• _Record set_
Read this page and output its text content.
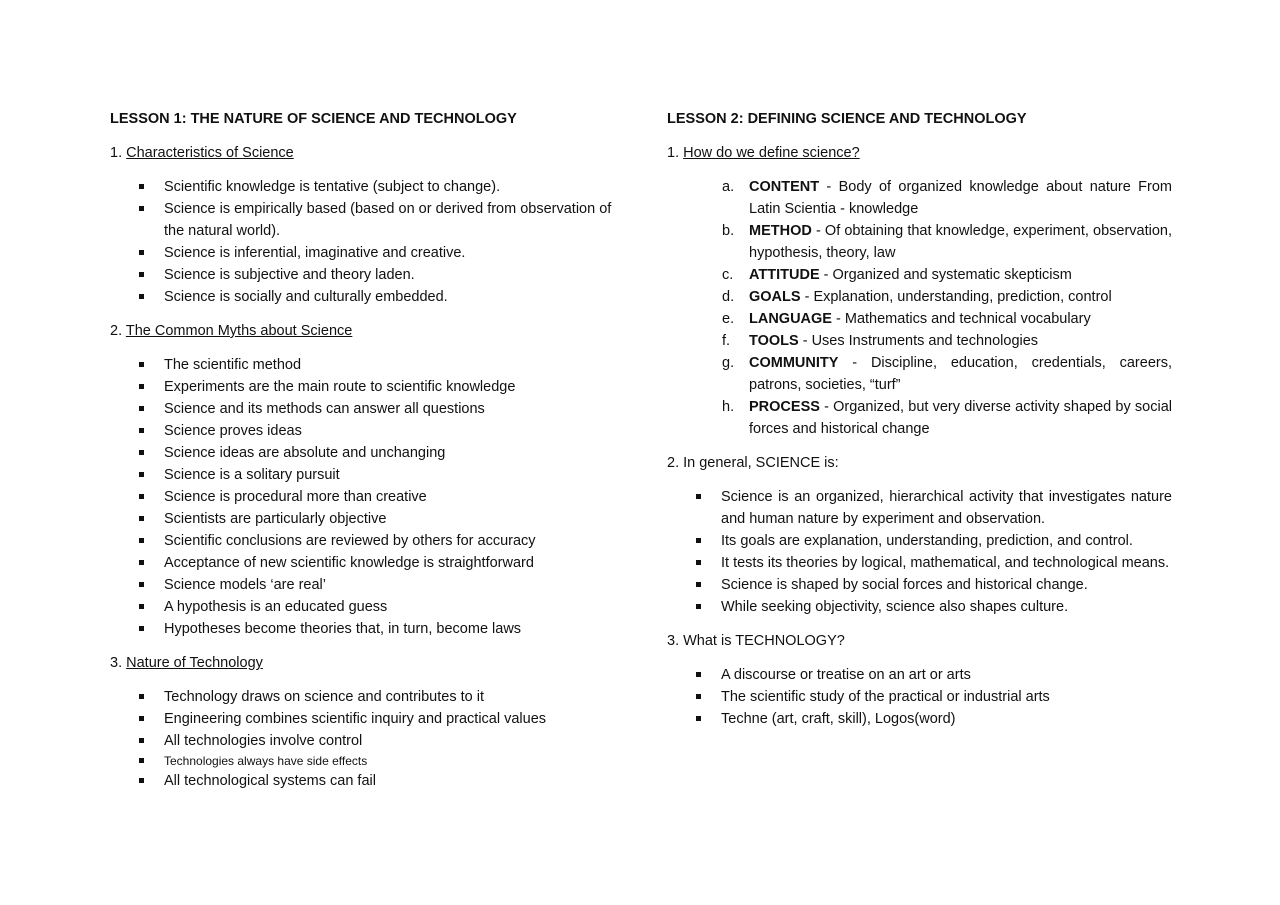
LESSON 1: THE NATURE OF SCIENCE AND TECHNOLOGY
1. Characteristics of Science
Scientific knowledge is tentative (subject to change).
Science is empirically based (based on or derived from observation of the natural world).
Science is inferential, imaginative and creative.
Science is subjective and theory laden.
Science is socially and culturally embedded.
2. The Common Myths about Science
The scientific method
Experiments are the main route to scientific knowledge
Science and its methods can answer all questions
Science proves ideas
Science ideas are absolute and unchanging
Science is a solitary pursuit
Science is procedural more than creative
Scientists are particularly objective
Scientific conclusions are reviewed by others for accuracy
Acceptance of new scientific knowledge is straightforward
Science models ‘are real’
A hypothesis is an educated guess
Hypotheses become theories that, in turn, become laws
3. Nature of Technology
Technology draws on science and contributes to it
Engineering combines scientific inquiry and practical values
All technologies involve control
Technologies always have side effects
All technological systems can fail
LESSON 2: DEFINING SCIENCE AND TECHNOLOGY
1. How do we define science?
a. CONTENT - Body of organized knowledge about nature From Latin Scientia - knowledge
b. METHOD - Of obtaining that knowledge, experiment, observation, hypothesis, theory, law
c. ATTITUDE - Organized and systematic skepticism
d. GOALS - Explanation, understanding, prediction, control
e. LANGUAGE - Mathematics and technical vocabulary
f. TOOLS - Uses Instruments and technologies
g. COMMUNITY - Discipline, education, credentials, careers, patrons, societies, “turf”
h. PROCESS - Organized, but very diverse activity shaped by social forces and historical change
2. In general, SCIENCE is:
Science is an organized, hierarchical activity that investigates nature and human nature by experiment and observation.
Its goals are explanation, understanding, prediction, and control.
It tests its theories by logical, mathematical, and technological means.
Science is shaped by social forces and historical change.
While seeking objectivity, science also shapes culture.
3. What is TECHNOLOGY?
A discourse or treatise on an art or arts
The scientific study of the practical or industrial arts
Techne (art, craft, skill), Logos(word)
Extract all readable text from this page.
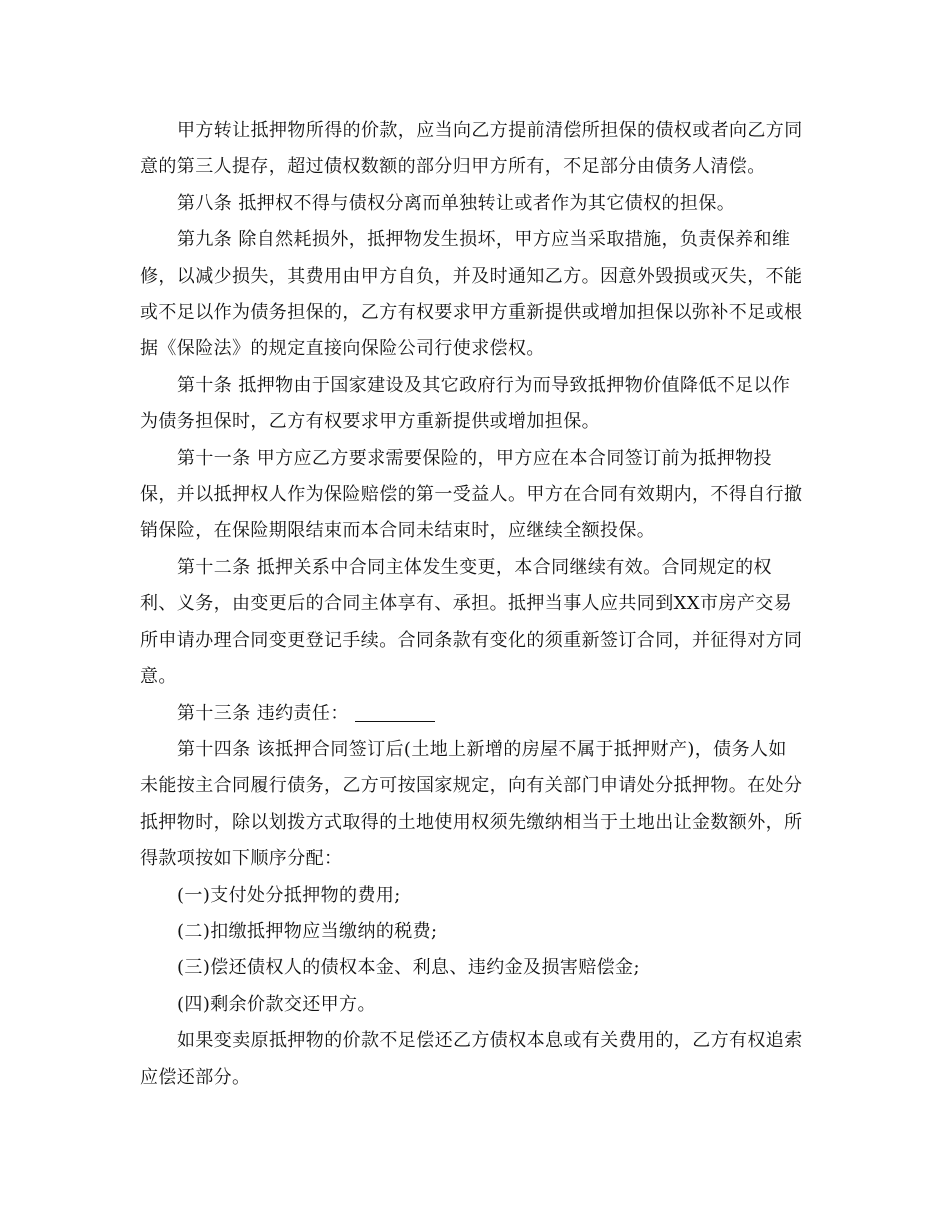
甲方转让抵押物所得的价款，应当向乙方提前清偿所担保的债权或者向乙方同
意的第三人提存，超过债权数额的部分归甲方所有，不足部分由债务人清偿。

第八条 抵押权不得与债权分离而单独转让或者作为其它债权的担保。

第九条 除自然耗损外，抵押物发生损坏，甲方应当采取措施，负责保养和维
修，以减少损失，其费用由甲方自负，并及时通知乙方。因意外毁损或灭失，不能
或不足以作为债务担保的，乙方有权要求甲方重新提供或增加担保以弥补不足或根
据《保险法》的规定直接向保险公司行使求偿权。

第十条 抵押物由于国家建设及其它政府行为而导致抵押物价值降低不足以作
为债务担保时，乙方有权要求甲方重新提供或增加担保。

第十一条 甲方应乙方要求需要保险的，甲方应在本合同签订前为抵押物投
保，并以抵押权人作为保险赔偿的第一受益人。甲方在合同有效期内，不得自行撤
销保险，在保险期限结束而本合同未结束时，应继续全额投保。

第十二条 抵押关系中合同主体发生变更，本合同继续有效。合同规定的权
利、义务，由变更后的合同主体享有、承担。抵押当事人应共同到XX市房产交易
所申请办理合同变更登记手续。合同条款有变化的须重新签订合同，并征得对方同
意。

第十三条 违约责任：

第十四条 该抵押合同签订后(土地上新增的房屋不属于抵押财产)，债务人如
未能按主合同履行债务，乙方可按国家规定，向有关部门申请处分抵押物。在处分
抵押物时，除以划拨方式取得的土地使用权须先缴纳相当于土地出让金数额外，所
得款项按如下顺序分配：

(一)支付处分抵押物的费用;

(二)扣缴抵押物应当缴纳的税费;

(三)偿还债权人的债权本金、利息、违约金及损害赔偿金;

(四)剩余价款交还甲方。

如果变卖原抵押物的价款不足偿还乙方债权本息或有关费用的，乙方有权追索
应偿还部分。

• _Problem description_
Collect the complete line wherever the string "text" appears in the records.

• _Answer for this exercise_
Read this page and output its text content.
Extract all readable text from this page.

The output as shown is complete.